● Rows
**********

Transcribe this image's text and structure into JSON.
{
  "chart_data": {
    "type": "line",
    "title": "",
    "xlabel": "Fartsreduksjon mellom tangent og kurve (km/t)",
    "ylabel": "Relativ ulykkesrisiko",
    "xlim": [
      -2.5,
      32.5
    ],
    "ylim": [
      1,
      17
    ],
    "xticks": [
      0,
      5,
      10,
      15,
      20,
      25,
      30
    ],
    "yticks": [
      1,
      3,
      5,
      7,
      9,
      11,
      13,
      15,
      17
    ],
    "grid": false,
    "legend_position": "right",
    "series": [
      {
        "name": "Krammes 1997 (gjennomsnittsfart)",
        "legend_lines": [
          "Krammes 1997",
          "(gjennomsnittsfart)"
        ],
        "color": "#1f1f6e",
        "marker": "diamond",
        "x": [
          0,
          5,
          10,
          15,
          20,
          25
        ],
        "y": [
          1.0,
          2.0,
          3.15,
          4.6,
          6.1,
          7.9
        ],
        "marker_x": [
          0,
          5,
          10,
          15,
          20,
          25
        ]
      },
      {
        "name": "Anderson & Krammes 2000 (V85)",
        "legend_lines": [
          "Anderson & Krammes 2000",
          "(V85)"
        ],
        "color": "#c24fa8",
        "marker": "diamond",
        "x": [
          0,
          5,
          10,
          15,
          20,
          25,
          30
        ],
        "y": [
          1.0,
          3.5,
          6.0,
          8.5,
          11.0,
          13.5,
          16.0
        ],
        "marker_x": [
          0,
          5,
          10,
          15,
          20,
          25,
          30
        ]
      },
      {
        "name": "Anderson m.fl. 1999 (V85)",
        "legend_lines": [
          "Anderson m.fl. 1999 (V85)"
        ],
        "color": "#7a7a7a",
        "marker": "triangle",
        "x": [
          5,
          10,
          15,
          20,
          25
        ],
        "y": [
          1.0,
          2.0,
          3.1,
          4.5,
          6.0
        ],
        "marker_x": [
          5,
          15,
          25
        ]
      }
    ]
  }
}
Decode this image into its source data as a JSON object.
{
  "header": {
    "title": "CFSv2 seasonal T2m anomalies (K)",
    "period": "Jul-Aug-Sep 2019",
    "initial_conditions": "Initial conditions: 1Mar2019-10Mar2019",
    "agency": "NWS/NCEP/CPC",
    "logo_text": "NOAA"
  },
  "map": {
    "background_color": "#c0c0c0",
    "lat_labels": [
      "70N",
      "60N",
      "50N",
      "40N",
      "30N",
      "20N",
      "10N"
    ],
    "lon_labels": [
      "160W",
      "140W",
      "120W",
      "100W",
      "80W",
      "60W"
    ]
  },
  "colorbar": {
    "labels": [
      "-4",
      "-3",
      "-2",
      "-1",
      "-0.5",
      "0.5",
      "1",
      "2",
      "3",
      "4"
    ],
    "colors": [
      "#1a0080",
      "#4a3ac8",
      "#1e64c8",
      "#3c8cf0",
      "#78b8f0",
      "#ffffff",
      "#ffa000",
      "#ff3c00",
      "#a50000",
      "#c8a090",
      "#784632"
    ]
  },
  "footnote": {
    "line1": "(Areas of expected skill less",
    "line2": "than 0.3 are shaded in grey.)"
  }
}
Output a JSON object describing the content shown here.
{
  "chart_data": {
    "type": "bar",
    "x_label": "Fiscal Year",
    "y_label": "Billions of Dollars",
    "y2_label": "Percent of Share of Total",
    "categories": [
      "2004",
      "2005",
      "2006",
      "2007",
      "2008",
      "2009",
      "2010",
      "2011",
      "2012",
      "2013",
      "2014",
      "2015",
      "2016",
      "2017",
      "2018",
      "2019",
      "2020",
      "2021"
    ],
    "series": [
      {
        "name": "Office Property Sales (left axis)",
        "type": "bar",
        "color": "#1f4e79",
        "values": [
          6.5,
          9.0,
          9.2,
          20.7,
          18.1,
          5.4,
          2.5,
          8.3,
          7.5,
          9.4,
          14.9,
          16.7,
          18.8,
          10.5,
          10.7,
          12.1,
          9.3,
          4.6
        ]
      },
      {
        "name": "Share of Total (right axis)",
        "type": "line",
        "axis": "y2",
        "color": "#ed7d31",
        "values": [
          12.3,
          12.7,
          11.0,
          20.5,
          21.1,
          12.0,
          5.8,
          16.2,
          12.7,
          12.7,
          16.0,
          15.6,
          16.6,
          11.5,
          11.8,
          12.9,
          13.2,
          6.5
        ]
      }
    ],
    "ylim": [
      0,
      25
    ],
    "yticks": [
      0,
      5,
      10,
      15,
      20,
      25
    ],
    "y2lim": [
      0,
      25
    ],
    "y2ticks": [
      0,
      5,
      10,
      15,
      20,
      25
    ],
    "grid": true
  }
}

**********

● Exercise prompt
Return, unchanged, each line from the line containing "Output a JSON" through the last line of the material.

● Answer below
Output a JSON object describing the content shown here.
{
  "chart_data": {
    "type": "bar",
    "x_label": "Fiscal Year",
    "y_label": "Billions of Dollars",
    "y2_label": "Percent of Share of Total",
    "categories": [
      "2004",
      "2005",
      "2006",
      "2007",
      "2008",
      "2009",
      "2010",
      "2011",
      "2012",
      "2013",
      "2014",
      "2015",
      "2016",
      "2017",
      "2018",
      "2019",
      "2020",
      "2021"
    ],
    "series": [
      {
        "name": "Office Property Sales (left axis)",
        "type": "bar",
        "color": "#1f4e79",
        "values": [
          6.5,
          9.0,
          9.2,
          20.7,
          18.1,
          5.4,
          2.5,
          8.3,
          7.5,
          9.4,
          14.9,
          16.7,
          18.8,
          10.5,
          10.7,
          12.1,
          9.3,
          4.6
        ]
      },
      {
        "name": "Share of Total (right axis)",
        "type": "line",
        "axis": "y2",
        "color": "#ed7d31",
        "values": [
          12.3,
          12.7,
          11.0,
          20.5,
          21.1,
          12.0,
          5.8,
          16.2,
          12.7,
          12.7,
          16.0,
          15.6,
          16.6,
          11.5,
          11.8,
          12.9,
          13.2,
          6.5
        ]
      }
    ],
    "ylim": [
      0,
      25
    ],
    "yticks": [
      0,
      5,
      10,
      15,
      20,
      25
    ],
    "y2lim": [
      0,
      25
    ],
    "y2ticks": [
      0,
      5,
      10,
      15,
      20,
      25
    ],
    "grid": true
  }
}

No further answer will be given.